[Data excerpts]
-.-.-

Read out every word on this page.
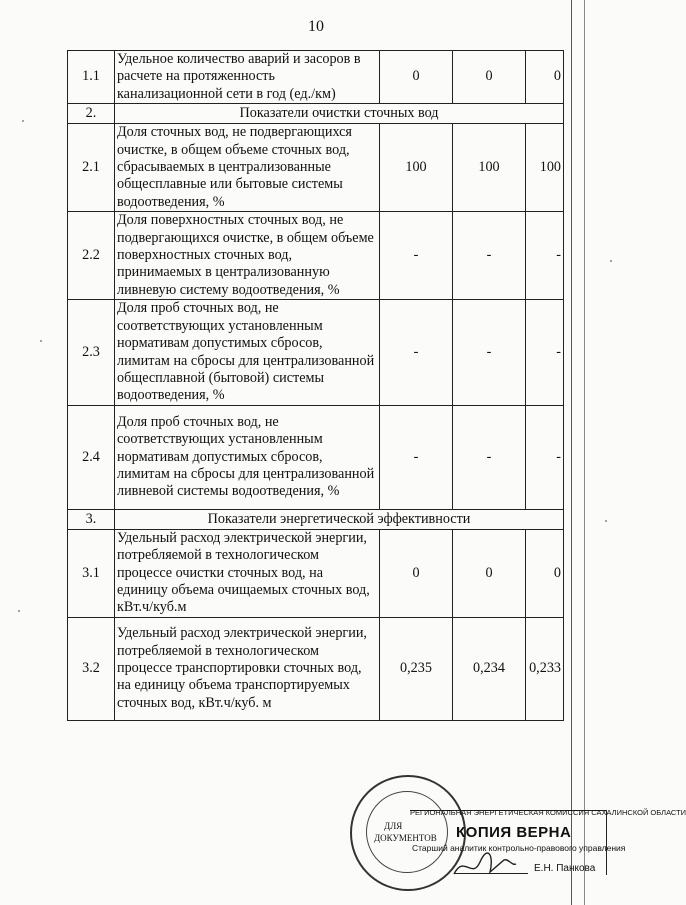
10
1.1	Удельное количество аварий и засоров в расчете на протяженность канализационной сети в год (ед./км)	0	0	0
2.	Показатели очистки сточных вод			
2.1	Доля сточных вод, не подвергающихся очистке, в общем объеме сточных вод, сбрасываемых в централизованные общесплавные или бытовые системы водоотведения, %	100	100	100
2.2	Доля поверхностных сточных вод, не подвергающихся очистке, в общем объеме поверхностных сточных вод, принимаемых в централизованную ливневую систему водоотведения, %	-	-	-
2.3	Доля проб сточных вод, не соответствующих установленным нормативам допустимых сбросов, лимитам на сбросы для централизованной общесплавной (бытовой) системы водоотведения, %	-	-	-
2.4	Доля проб сточных вод, не соответствующих установленным нормативам допустимых сбросов, лимитам на сбросы для централизованной ливневой системы водоотведения, %	-	-	-
3.	Показатели энергетической эффективности			
3.1	Удельный расход электрической энергии, потребляемой в технологическом процессе очистки сточных вод, на единицу объема очищаемых сточных вод, кВт.ч/куб.м	0	0	0
3.2	Удельный расход электрической энергии, потребляемой в технологическом процессе транспортировки сточных вод, на единицу объема транспортируемых сточных вод, кВт.ч/куб. м	0,235	0,234	0,233
ДЛЯ
ДОКУМЕНТОВ
РЕГИОНАЛЬНАЯ ЭНЕРГЕТИЧЕСКАЯ КОМИССИЯ САХАЛИНСКОЙ ОБЛАСТИ
КОПИЯ ВЕРНА
Старший аналитик контрольно-правового управления
Е.Н. Панкова
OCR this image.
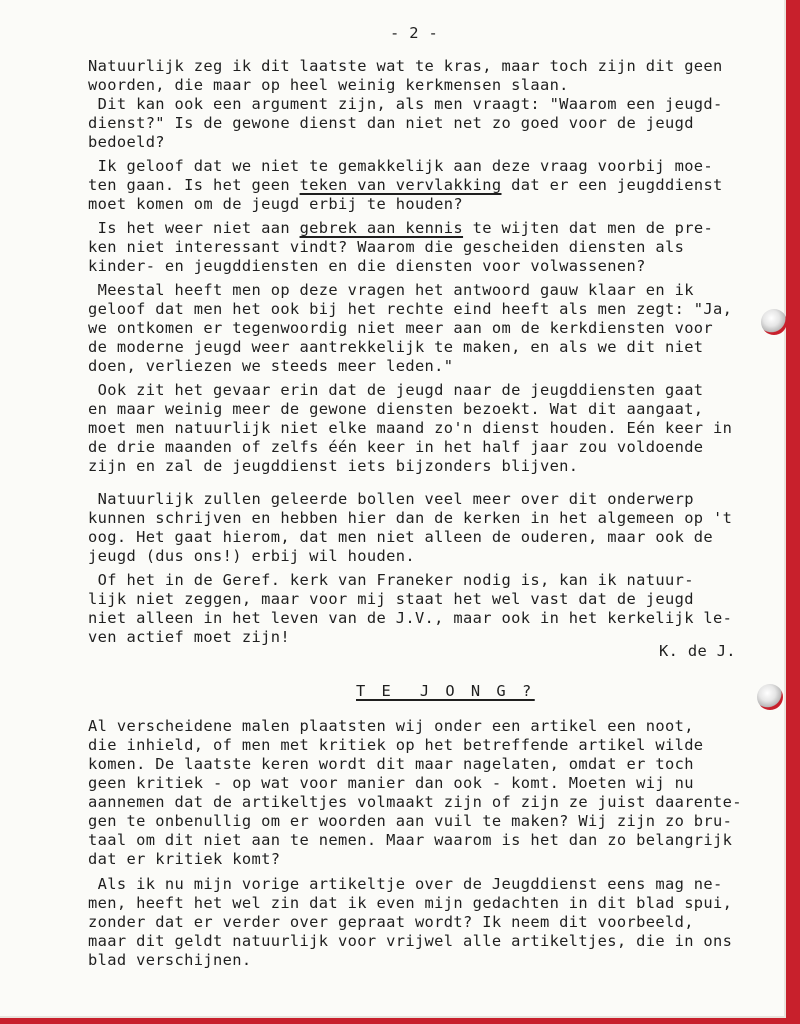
- 2 -
Natuurlijk zeg ik dit laatste wat te kras, maar toch zijn dit geen
woorden, die maar op heel weinig kerkmensen slaan.
Dit kan ook een argument zijn, als men vraagt: "Waarom een jeugd-
dienst?" Is de gewone dienst dan niet net zo goed voor de jeugd
bedoeld?
Ik geloof dat we niet te gemakkelijk aan deze vraag voorbij moe-
ten gaan. Is het geen teken van vervlakking dat er een jeugddienst
moet komen om de jeugd erbij te houden?
Is het weer niet aan gebrek aan kennis te wijten dat men de pre-
ken niet interessant vindt? Waarom die gescheiden diensten als
kinder- en jeugddiensten en die diensten voor volwassenen?
Meestal heeft men op deze vragen het antwoord gauw klaar en ik
geloof dat men het ook bij het rechte eind heeft als men zegt: "Ja,
we ontkomen er tegenwoordig niet meer aan om de kerkdiensten voor
de moderne jeugd weer aantrekkelijk te maken, en als we dit niet
doen, verliezen we steeds meer leden."
Ook zit het gevaar erin dat de jeugd naar de jeugddiensten gaat
en maar weinig meer de gewone diensten bezoekt. Wat dit aangaat,
moet men natuurlijk niet elke maand zo'n dienst houden. Eén keer in
de drie maanden of zelfs één keer in het half jaar zou voldoende
zijn en zal de jeugddienst iets bijzonders blijven.
Natuurlijk zullen geleerde bollen veel meer over dit onderwerp
kunnen schrijven en hebben hier dan de kerken in het algemeen op 't
oog. Het gaat hierom, dat men niet alleen de ouderen, maar ook de
jeugd (dus ons!) erbij wil houden.
Of het in de Geref. kerk van Franeker nodig is, kan ik natuur-
lijk niet zeggen, maar voor mij staat het wel vast dat de jeugd
niet alleen in het leven van de J.V., maar ook in het kerkelijk le-
ven actief moet zijn!
K. de J.
T E  J O N G ?
Al verscheidene malen plaatsten wij onder een artikel een noot,
die inhield, of men met kritiek op het betreffende artikel wilde
komen. De laatste keren wordt dit maar nagelaten, omdat er toch
geen kritiek - op wat voor manier dan ook - komt. Moeten wij nu
aannemen dat de artikeltjes volmaakt zijn of zijn ze juist daarente-
gen te onbenullig om er woorden aan vuil te maken? Wij zijn zo bru-
taal om dit niet aan te nemen. Maar waarom is het dan zo belangrijk
dat er kritiek komt?
Als ik nu mijn vorige artikeltje over de Jeugddienst eens mag ne-
men, heeft het wel zin dat ik even mijn gedachten in dit blad spui,
zonder dat er verder over gepraat wordt? Ik neem dit voorbeeld,
maar dit geldt natuurlijk voor vrijwel alle artikeltjes, die in ons
blad verschijnen.
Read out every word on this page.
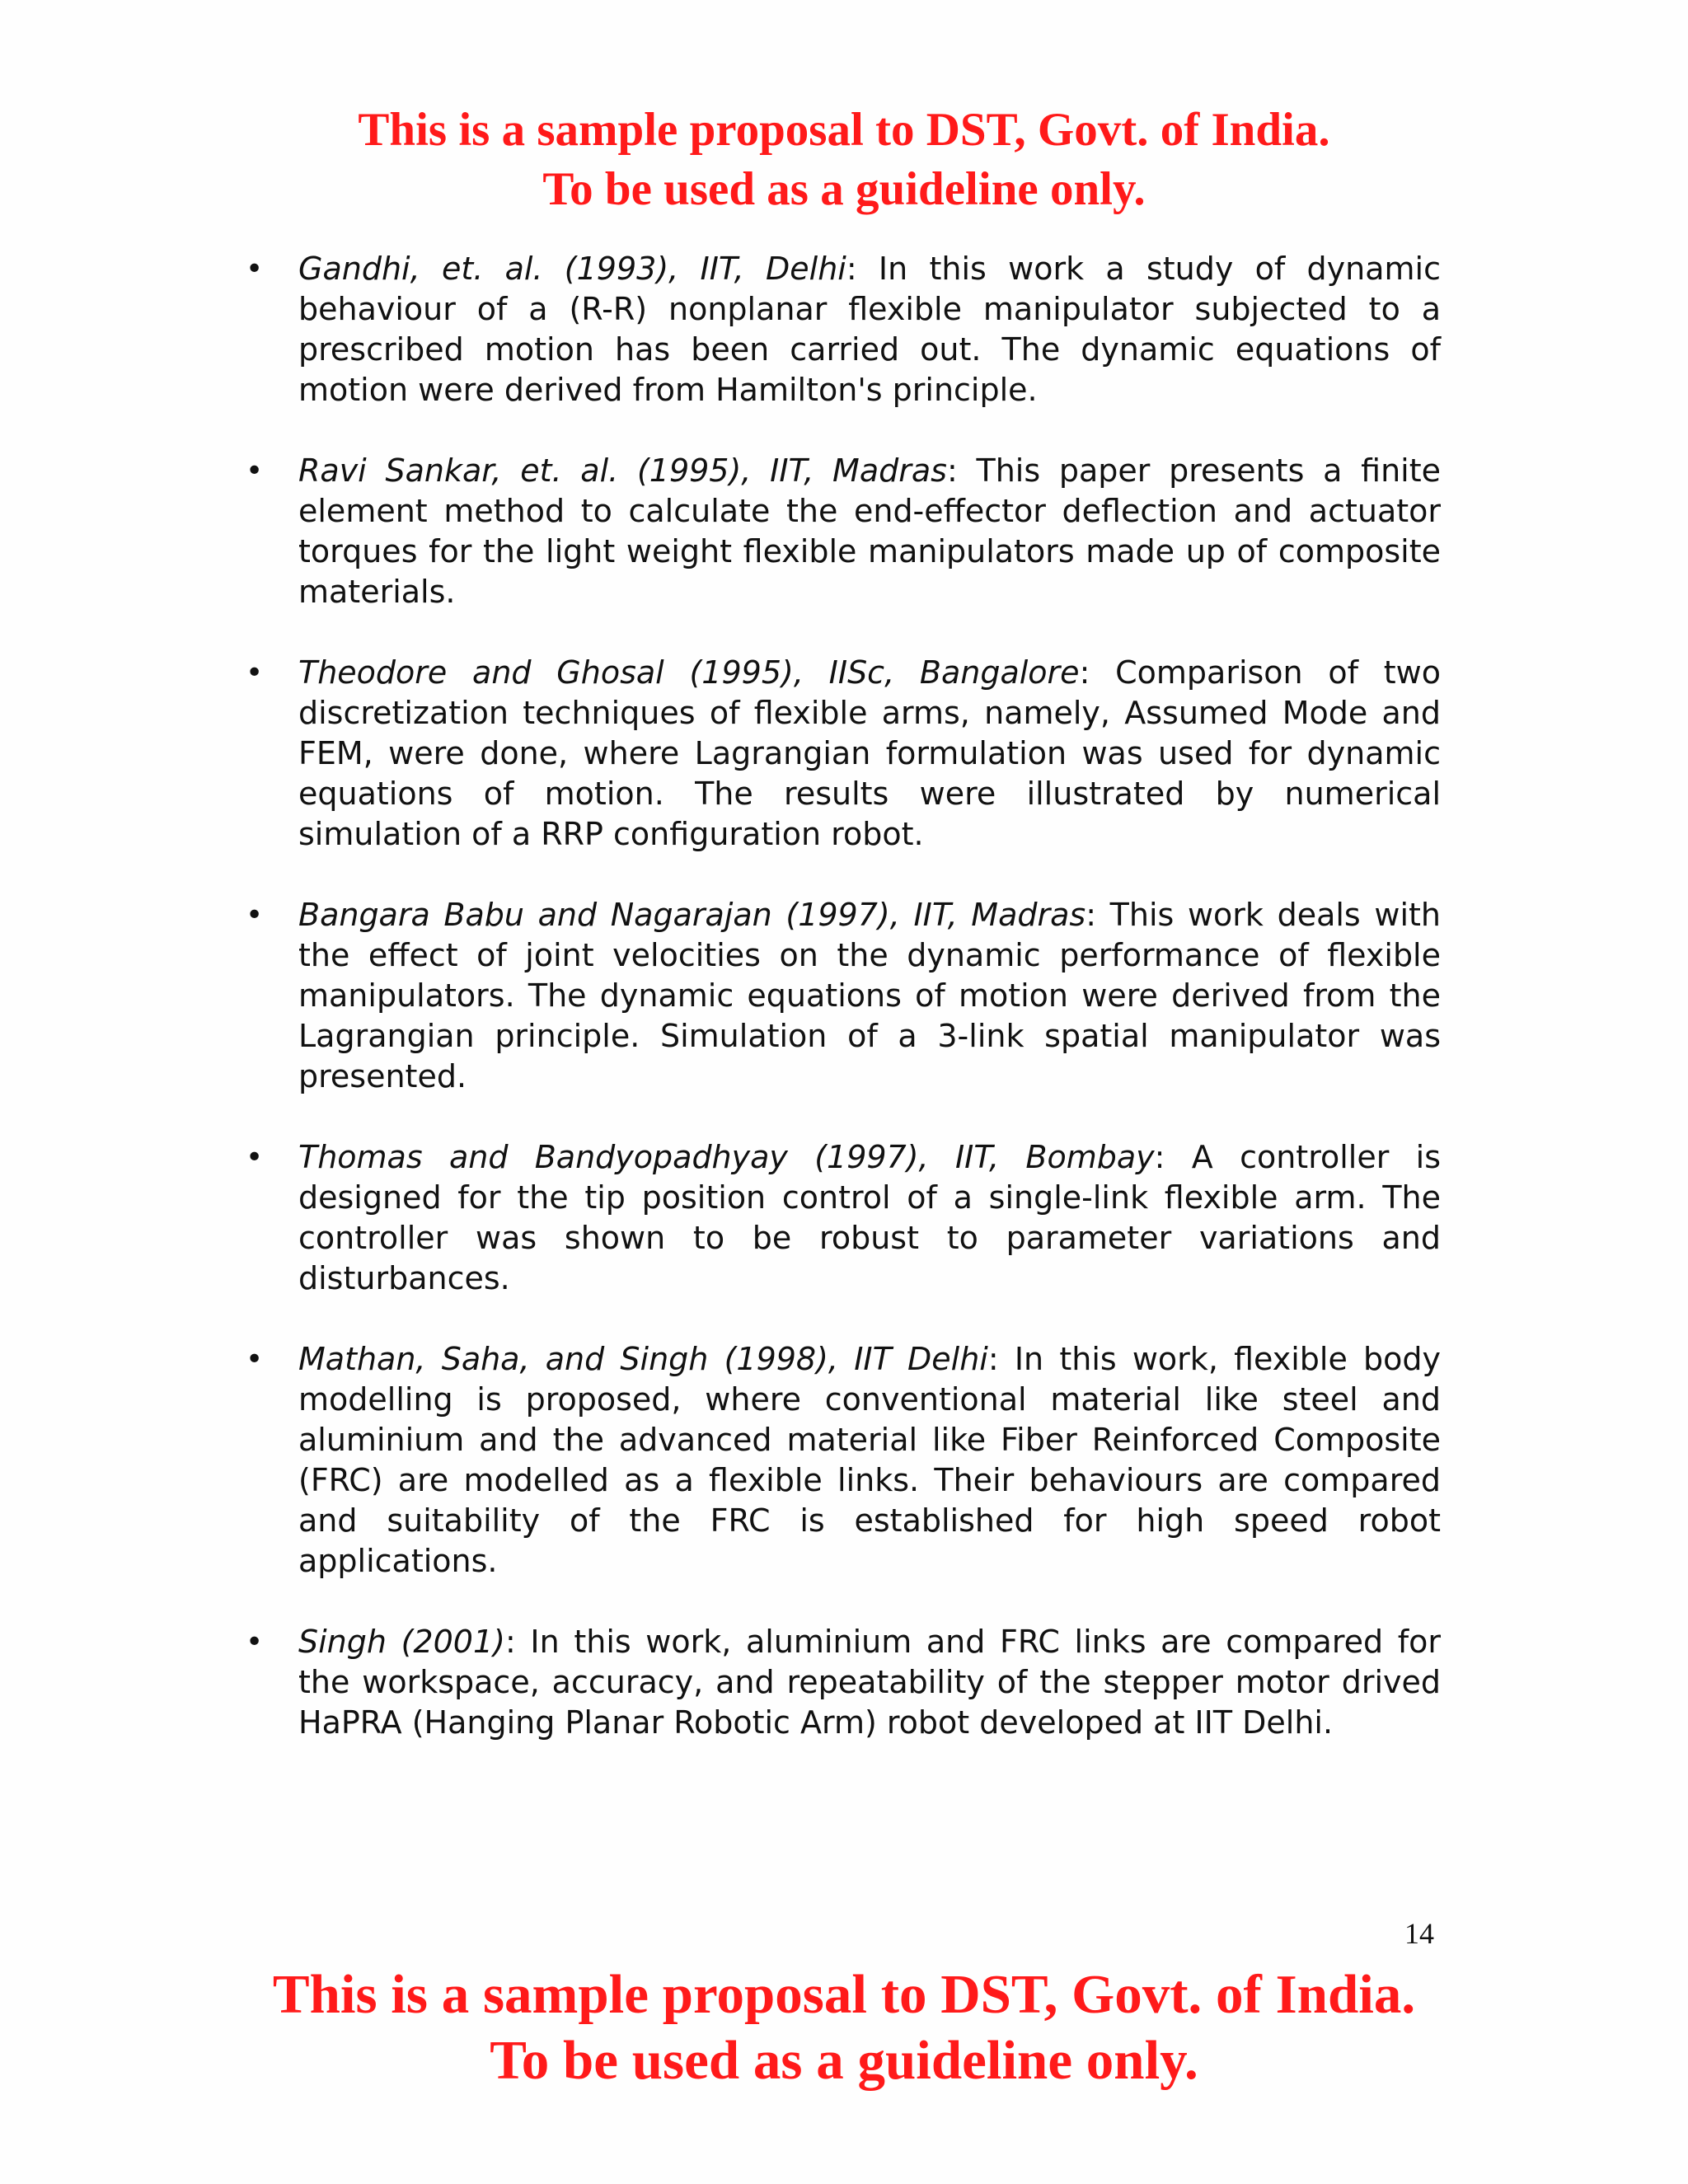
This is a sample proposal to DST, Govt. of India.
To be used as a guideline only.
• Gandhi, et. al. (1993), IIT, Delhi: In this work a study of dynamic behaviour of a (R-R) nonplanar flexible manipulator subjected to a prescribed motion has been carried out. The dynamic equations of motion were derived from Hamilton's principle.
• Ravi Sankar, et. al. (1995), IIT, Madras: This paper presents a finite element method to calculate the end-effector deflection and actuator torques for the light weight flexible manipulators made up of composite materials.
• Theodore and Ghosal (1995), IISc, Bangalore: Comparison of two discretization techniques of flexible arms, namely, Assumed Mode and FEM, were done, where Lagrangian formulation was used for dynamic equations of motion. The results were illustrated by numerical simulation of a RRP configuration robot.
• Bangara Babu and Nagarajan (1997), IIT, Madras: This work deals with the effect of joint velocities on the dynamic performance of flexible manipulators. The dynamic equations of motion were derived from the Lagrangian principle. Simulation of a 3-link spatial manipulator was presented.
• Thomas and Bandyopadhyay (1997), IIT, Bombay: A controller is designed for the tip position control of a single-link flexible arm. The controller was shown to be robust to parameter variations and disturbances.
• Mathan, Saha, and Singh (1998), IIT Delhi: In this work, flexible body modelling is proposed, where conventional material like steel and aluminium and the advanced material like Fiber Reinforced Composite (FRC) are modelled as a flexible links. Their behaviours are compared and suitability of the FRC is established for high speed robot applications.
• Singh (2001): In this work, aluminium and FRC links are compared for the workspace, accuracy, and repeatability of the stepper motor drived HaPRA (Hanging Planar Robotic Arm) robot developed at IIT Delhi.
14
This is a sample proposal to DST, Govt. of India.
To be used as a guideline only.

-.-.-

# WHAT IS BEING ASKED
Every line above should be repeated exactly; pictures stay out of the copy.

# WRITTEN REPLY
Read out every word on this page.
10
1.1	Удельное количество аварий и засоров в расчете на протяженность канализационной сети в год (ед./км)	0	0	0
2.	Показатели очистки сточных вод			
2.1	Доля сточных вод, не подвергающихся очистке, в общем объеме сточных вод, сбрасываемых в централизованные общесплавные или бытовые системы водоотведения, %	100	100	100
2.2	Доля поверхностных сточных вод, не подвергающихся очистке, в общем объеме поверхностных сточных вод, принимаемых в централизованную ливневую систему водоотведения, %	-	-	-
2.3	Доля проб сточных вод, не соответствующих установленным нормативам допустимых сбросов, лимитам на сбросы для централизованной общесплавной (бытовой) системы водоотведения, %	-	-	-
2.4	Доля проб сточных вод, не соответствующих установленным нормативам допустимых сбросов, лимитам на сбросы для централизованной ливневой системы водоотведения, %	-	-	-
3.	Показатели энергетической эффективности			
3.1	Удельный расход электрической энергии, потребляемой в технологическом процессе очистки сточных вод, на единицу объема очищаемых сточных вод, кВт.ч/куб.м	0	0	0
3.2	Удельный расход электрической энергии, потребляемой в технологическом процессе транспортировки сточных вод, на единицу объема транспортируемых сточных вод, кВт.ч/куб. м	0,235	0,234	0,233
ДЛЯ
ДОКУМЕНТОВ
РЕГИОНАЛЬНАЯ ЭНЕРГЕТИЧЕСКАЯ КОМИССИЯ САХАЛИНСКОЙ ОБЛАСТИ
КОПИЯ ВЕРНА
Старший аналитик контрольно-правового управления
Е.Н. Панкова
OCR this image.
- 2 -
Natuurlijk zeg ik dit laatste wat te kras, maar toch zijn dit geen
woorden, die maar op heel weinig kerkmensen slaan.
Dit kan ook een argument zijn, als men vraagt: "Waarom een jeugd-
dienst?" Is de gewone dienst dan niet net zo goed voor de jeugd
bedoeld?
Ik geloof dat we niet te gemakkelijk aan deze vraag voorbij moe-
ten gaan. Is het geen teken van vervlakking dat er een jeugddienst
moet komen om de jeugd erbij te houden?
Is het weer niet aan gebrek aan kennis te wijten dat men de pre-
ken niet interessant vindt? Waarom die gescheiden diensten als
kinder- en jeugddiensten en die diensten voor volwassenen?
Meestal heeft men op deze vragen het antwoord gauw klaar en ik
geloof dat men het ook bij het rechte eind heeft als men zegt: "Ja,
we ontkomen er tegenwoordig niet meer aan om de kerkdiensten voor
de moderne jeugd weer aantrekkelijk te maken, en als we dit niet
doen, verliezen we steeds meer leden."
Ook zit het gevaar erin dat de jeugd naar de jeugddiensten gaat
en maar weinig meer de gewone diensten bezoekt. Wat dit aangaat,
moet men natuurlijk niet elke maand zo'n dienst houden. Eén keer in
de drie maanden of zelfs één keer in het half jaar zou voldoende
zijn en zal de jeugddienst iets bijzonders blijven.
Natuurlijk zullen geleerde bollen veel meer over dit onderwerp
kunnen schrijven en hebben hier dan de kerken in het algemeen op 't
oog. Het gaat hierom, dat men niet alleen de ouderen, maar ook de
jeugd (dus ons!) erbij wil houden.
Of het in de Geref. kerk van Franeker nodig is, kan ik natuur-
lijk niet zeggen, maar voor mij staat het wel vast dat de jeugd
niet alleen in het leven van de J.V., maar ook in het kerkelijk le-
ven actief moet zijn!
K. de J.
T E  J O N G ?
Al verscheidene malen plaatsten wij onder een artikel een noot,
die inhield, of men met kritiek op het betreffende artikel wilde
komen. De laatste keren wordt dit maar nagelaten, omdat er toch
geen kritiek - op wat voor manier dan ook - komt. Moeten wij nu
aannemen dat de artikeltjes volmaakt zijn of zijn ze juist daarente-
gen te onbenullig om er woorden aan vuil te maken? Wij zijn zo bru-
taal om dit niet aan te nemen. Maar waarom is het dan zo belangrijk
dat er kritiek komt?
Als ik nu mijn vorige artikeltje over de Jeugddienst eens mag ne-
men, heeft het wel zin dat ik even mijn gedachten in dit blad spui,
zonder dat er verder over gepraat wordt? Ik neem dit voorbeeld,
maar dit geldt natuurlijk voor vrijwel alle artikeltjes, die in ons
blad verschijnen.
Read out every word on this page.
This is a sample proposal to DST, Govt. of India.
To be used as a guideline only.
• Gandhi, et. al. (1993), IIT, Delhi: In this work a study of dynamic behaviour of a (R-R) nonplanar flexible manipulator subjected to a prescribed motion has been carried out. The dynamic equations of motion were derived from Hamilton's principle.
• Ravi Sankar, et. al. (1995), IIT, Madras: This paper presents a finite element method to calculate the end-effector deflection and actuator torques for the light weight flexible manipulators made up of composite materials.
• Theodore and Ghosal (1995), IISc, Bangalore: Comparison of two discretization techniques of flexible arms, namely, Assumed Mode and FEM, were done, where Lagrangian formulation was used for dynamic equations of motion. The results were illustrated by numerical simulation of a RRP configuration robot.
• Bangara Babu and Nagarajan (1997), IIT, Madras: This work deals with the effect of joint velocities on the dynamic performance of flexible manipulators. The dynamic equations of motion were derived from the Lagrangian principle. Simulation of a 3-link spatial manipulator was presented.
• Thomas and Bandyopadhyay (1997), IIT, Bombay: A controller is designed for the tip position control of a single-link flexible arm. The controller was shown to be robust to parameter variations and disturbances.
• Mathan, Saha, and Singh (1998), IIT Delhi: In this work, flexible body modelling is proposed, where conventional material like steel and aluminium and the advanced material like Fiber Reinforced Composite (FRC) are modelled as a flexible links. Their behaviours are compared and suitability of the FRC is established for high speed robot applications.
• Singh (2001): In this work, aluminium and FRC links are compared for the workspace, accuracy, and repeatability of the stepper motor drived HaPRA (Hanging Planar Robotic Arm) robot developed at IIT Delhi.
14
This is a sample proposal to DST, Govt. of India.
To be used as a guideline only.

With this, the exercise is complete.